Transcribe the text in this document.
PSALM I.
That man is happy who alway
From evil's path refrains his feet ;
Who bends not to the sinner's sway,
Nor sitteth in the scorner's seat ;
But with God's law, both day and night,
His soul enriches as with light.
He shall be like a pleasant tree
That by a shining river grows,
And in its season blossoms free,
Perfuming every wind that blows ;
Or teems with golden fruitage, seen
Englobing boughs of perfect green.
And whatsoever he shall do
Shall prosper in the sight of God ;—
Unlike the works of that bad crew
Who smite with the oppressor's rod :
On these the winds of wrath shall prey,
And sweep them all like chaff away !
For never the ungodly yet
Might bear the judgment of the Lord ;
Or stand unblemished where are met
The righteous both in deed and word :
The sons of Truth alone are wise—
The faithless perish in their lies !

*Your goal*:
Repeat the data precisely, line by line.

*Solved problem*:
Transcribe the text in this document.
PSALM I.
That man is happy who alway
From evil's path refrains his feet ;
Who bends not to the sinner's sway,
Nor sitteth in the scorner's seat ;
But with God's law, both day and night,
His soul enriches as with light.
He shall be like a pleasant tree
That by a shining river grows,
And in its season blossoms free,
Perfuming every wind that blows ;
Or teems with golden fruitage, seen
Englobing boughs of perfect green.
And whatsoever he shall do
Shall prosper in the sight of God ;—
Unlike the works of that bad crew
Who smite with the oppressor's rod :
On these the winds of wrath shall prey,
And sweep them all like chaff away !
For never the ungodly yet
Might bear the judgment of the Lord ;
Or stand unblemished where are met
The righteous both in deed and word :
The sons of Truth alone are wise—
The faithless perish in their lies !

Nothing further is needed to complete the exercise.